-- Set task --
In the material below, the lines containing the word "学思践悟提能力" are required; copy each of them.

-- Collected data --
--- BEGIN ---

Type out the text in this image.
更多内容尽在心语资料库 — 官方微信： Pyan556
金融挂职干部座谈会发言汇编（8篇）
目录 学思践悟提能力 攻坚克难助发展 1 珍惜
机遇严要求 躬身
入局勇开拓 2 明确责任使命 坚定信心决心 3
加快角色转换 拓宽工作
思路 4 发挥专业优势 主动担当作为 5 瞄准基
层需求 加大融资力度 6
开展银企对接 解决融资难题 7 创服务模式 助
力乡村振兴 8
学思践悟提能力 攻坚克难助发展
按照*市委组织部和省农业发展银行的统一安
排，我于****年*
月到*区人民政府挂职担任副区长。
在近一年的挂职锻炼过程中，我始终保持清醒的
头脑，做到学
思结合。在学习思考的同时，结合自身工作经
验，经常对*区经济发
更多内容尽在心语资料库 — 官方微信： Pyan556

--- END ---

-- Written response --
目录 学思践悟提能力 攻坚克难助发展 1 珍惜
学思践悟提能力 攻坚克难助发展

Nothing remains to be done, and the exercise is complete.